*Material provided:*
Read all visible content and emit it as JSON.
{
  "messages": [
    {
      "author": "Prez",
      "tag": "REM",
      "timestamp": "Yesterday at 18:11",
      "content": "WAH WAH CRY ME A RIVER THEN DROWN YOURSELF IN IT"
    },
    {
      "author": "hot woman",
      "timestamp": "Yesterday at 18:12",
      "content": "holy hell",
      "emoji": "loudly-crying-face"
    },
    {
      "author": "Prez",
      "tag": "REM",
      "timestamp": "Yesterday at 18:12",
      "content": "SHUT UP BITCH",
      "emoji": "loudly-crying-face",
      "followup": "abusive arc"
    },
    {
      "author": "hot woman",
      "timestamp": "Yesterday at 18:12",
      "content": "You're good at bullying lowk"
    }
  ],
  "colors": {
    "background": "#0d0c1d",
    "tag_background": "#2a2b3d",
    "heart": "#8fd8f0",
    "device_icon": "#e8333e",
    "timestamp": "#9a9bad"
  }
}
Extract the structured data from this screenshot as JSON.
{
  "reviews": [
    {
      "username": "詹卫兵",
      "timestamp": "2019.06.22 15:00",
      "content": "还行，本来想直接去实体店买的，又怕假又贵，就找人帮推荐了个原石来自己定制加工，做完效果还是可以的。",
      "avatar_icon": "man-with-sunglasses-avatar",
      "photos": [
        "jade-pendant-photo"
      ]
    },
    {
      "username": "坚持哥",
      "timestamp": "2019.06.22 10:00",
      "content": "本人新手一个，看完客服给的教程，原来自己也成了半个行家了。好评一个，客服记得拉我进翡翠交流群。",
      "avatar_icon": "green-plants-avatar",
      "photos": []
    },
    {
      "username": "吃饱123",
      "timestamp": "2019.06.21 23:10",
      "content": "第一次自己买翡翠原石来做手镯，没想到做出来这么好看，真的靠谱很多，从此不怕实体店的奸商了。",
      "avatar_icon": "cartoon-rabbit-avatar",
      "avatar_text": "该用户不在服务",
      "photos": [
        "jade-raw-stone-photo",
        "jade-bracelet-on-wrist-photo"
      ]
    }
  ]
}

*Set problem:* All of the material above needs to be copied exactly.

*Exercise solution:*
Read all visible content and emit it as JSON.
{
  "messages": [
    {
      "author": "Prez",
      "tag": "REM",
      "timestamp": "Yesterday at 18:11",
      "content": "WAH WAH CRY ME A RIVER THEN DROWN YOURSELF IN IT"
    },
    {
      "author": "hot woman",
      "timestamp": "Yesterday at 18:12",
      "content": "holy hell",
      "emoji": "loudly-crying-face"
    },
    {
      "author": "Prez",
      "tag": "REM",
      "timestamp": "Yesterday at 18:12",
      "content": "SHUT UP BITCH",
      "emoji": "loudly-crying-face",
      "followup": "abusive arc"
    },
    {
      "author": "hot woman",
      "timestamp": "Yesterday at 18:12",
      "content": "You're good at bullying lowk"
    }
  ],
  "colors": {
    "background": "#0d0c1d",
    "tag_background": "#2a2b3d",
    "heart": "#8fd8f0",
    "device_icon": "#e8333e",
    "timestamp": "#9a9bad"
  }
}
Extract the structured data from this screenshot as JSON.
{
  "reviews": [
    {
      "username": "詹卫兵",
      "timestamp": "2019.06.22 15:00",
      "content": "还行，本来想直接去实体店买的，又怕假又贵，就找人帮推荐了个原石来自己定制加工，做完效果还是可以的。",
      "avatar_icon": "man-with-sunglasses-avatar",
      "photos": [
        "jade-pendant-photo"
      ]
    },
    {
      "username": "坚持哥",
      "timestamp": "2019.06.22 10:00",
      "content": "本人新手一个，看完客服给的教程，原来自己也成了半个行家了。好评一个，客服记得拉我进翡翠交流群。",
      "avatar_icon": "green-plants-avatar",
      "photos": []
    },
    {
      "username": "吃饱123",
      "timestamp": "2019.06.21 23:10",
      "content": "第一次自己买翡翠原石来做手镯，没想到做出来这么好看，真的靠谱很多，从此不怕实体店的奸商了。",
      "avatar_icon": "cartoon-rabbit-avatar",
      "avatar_text": "该用户不在服务",
      "photos": [
        "jade-raw-stone-photo",
        "jade-bracelet-on-wrist-photo"
      ]
    }
  ]
}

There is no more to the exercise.